Dataset entries
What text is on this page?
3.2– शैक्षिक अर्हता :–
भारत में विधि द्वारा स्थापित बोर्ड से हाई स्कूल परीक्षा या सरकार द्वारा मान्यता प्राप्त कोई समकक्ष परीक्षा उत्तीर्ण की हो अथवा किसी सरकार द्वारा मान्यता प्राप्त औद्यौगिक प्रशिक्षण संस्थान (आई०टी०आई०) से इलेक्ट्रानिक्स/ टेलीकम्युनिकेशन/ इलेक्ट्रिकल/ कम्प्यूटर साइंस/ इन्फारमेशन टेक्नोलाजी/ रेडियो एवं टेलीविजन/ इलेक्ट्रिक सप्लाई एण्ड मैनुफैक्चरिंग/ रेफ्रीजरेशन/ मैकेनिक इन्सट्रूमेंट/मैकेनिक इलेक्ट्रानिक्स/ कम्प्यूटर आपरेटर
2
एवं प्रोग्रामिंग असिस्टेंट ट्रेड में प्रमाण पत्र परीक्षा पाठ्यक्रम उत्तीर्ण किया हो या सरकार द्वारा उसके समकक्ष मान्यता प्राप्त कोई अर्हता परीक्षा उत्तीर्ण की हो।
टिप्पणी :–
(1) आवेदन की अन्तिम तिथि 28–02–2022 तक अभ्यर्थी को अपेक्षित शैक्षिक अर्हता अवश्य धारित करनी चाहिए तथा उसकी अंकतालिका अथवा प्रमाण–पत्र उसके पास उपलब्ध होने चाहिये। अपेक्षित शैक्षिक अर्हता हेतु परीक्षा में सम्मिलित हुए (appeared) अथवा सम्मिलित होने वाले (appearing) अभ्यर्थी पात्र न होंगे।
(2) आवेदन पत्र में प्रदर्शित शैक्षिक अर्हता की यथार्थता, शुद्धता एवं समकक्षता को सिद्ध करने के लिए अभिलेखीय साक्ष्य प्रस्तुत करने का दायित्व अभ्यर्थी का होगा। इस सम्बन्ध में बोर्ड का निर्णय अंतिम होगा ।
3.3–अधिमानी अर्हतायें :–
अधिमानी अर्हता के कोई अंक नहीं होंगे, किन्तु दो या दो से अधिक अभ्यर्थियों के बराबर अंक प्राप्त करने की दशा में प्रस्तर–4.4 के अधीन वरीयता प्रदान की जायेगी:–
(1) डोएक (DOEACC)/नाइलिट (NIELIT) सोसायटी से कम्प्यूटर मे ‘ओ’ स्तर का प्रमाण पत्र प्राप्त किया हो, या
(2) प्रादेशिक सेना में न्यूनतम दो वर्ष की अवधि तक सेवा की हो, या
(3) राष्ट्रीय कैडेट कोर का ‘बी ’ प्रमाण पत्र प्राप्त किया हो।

## TASK STATEMENT
Write out each line of the data above again, exactly as given.

## RESPONSE BELOW
What text is on this page?
3.2– शैक्षिक अर्हता :–
भारत में विधि द्वारा स्थापित बोर्ड से हाई स्कूल परीक्षा या सरकार द्वारा मान्यता प्राप्त कोई समकक्ष परीक्षा उत्तीर्ण की हो अथवा किसी सरकार द्वारा मान्यता प्राप्त औद्यौगिक प्रशिक्षण संस्थान (आई०टी०आई०) से इलेक्ट्रानिक्स/ टेलीकम्युनिकेशन/ इलेक्ट्रिकल/ कम्प्यूटर साइंस/ इन्फारमेशन टेक्नोलाजी/ रेडियो एवं टेलीविजन/ इलेक्ट्रिक सप्लाई एण्ड मैनुफैक्चरिंग/ रेफ्रीजरेशन/ मैकेनिक इन्सट्रूमेंट/मैकेनिक इलेक्ट्रानिक्स/ कम्प्यूटर आपरेटर
2
एवं प्रोग्रामिंग असिस्टेंट ट्रेड में प्रमाण पत्र परीक्षा पाठ्यक्रम उत्तीर्ण किया हो या सरकार द्वारा उसके समकक्ष मान्यता प्राप्त कोई अर्हता परीक्षा उत्तीर्ण की हो।
टिप्पणी :–
(1) आवेदन की अन्तिम तिथि 28–02–2022 तक अभ्यर्थी को अपेक्षित शैक्षिक अर्हता अवश्य धारित करनी चाहिए तथा उसकी अंकतालिका अथवा प्रमाण–पत्र उसके पास उपलब्ध होने चाहिये। अपेक्षित शैक्षिक अर्हता हेतु परीक्षा में सम्मिलित हुए (appeared) अथवा सम्मिलित होने वाले (appearing) अभ्यर्थी पात्र न होंगे।
(2) आवेदन पत्र में प्रदर्शित शैक्षिक अर्हता की यथार्थता, शुद्धता एवं समकक्षता को सिद्ध करने के लिए अभिलेखीय साक्ष्य प्रस्तुत करने का दायित्व अभ्यर्थी का होगा। इस सम्बन्ध में बोर्ड का निर्णय अंतिम होगा ।
3.3–अधिमानी अर्हतायें :–
अधिमानी अर्हता के कोई अंक नहीं होंगे, किन्तु दो या दो से अधिक अभ्यर्थियों के बराबर अंक प्राप्त करने की दशा में प्रस्तर–4.4 के अधीन वरीयता प्रदान की जायेगी:–
(1) डोएक (DOEACC)/नाइलिट (NIELIT) सोसायटी से कम्प्यूटर मे ‘ओ’ स्तर का प्रमाण पत्र प्राप्त किया हो, या
(2) प्रादेशिक सेना में न्यूनतम दो वर्ष की अवधि तक सेवा की हो, या
(3) राष्ट्रीय कैडेट कोर का ‘बी ’ प्रमाण पत्र प्राप्त किया हो।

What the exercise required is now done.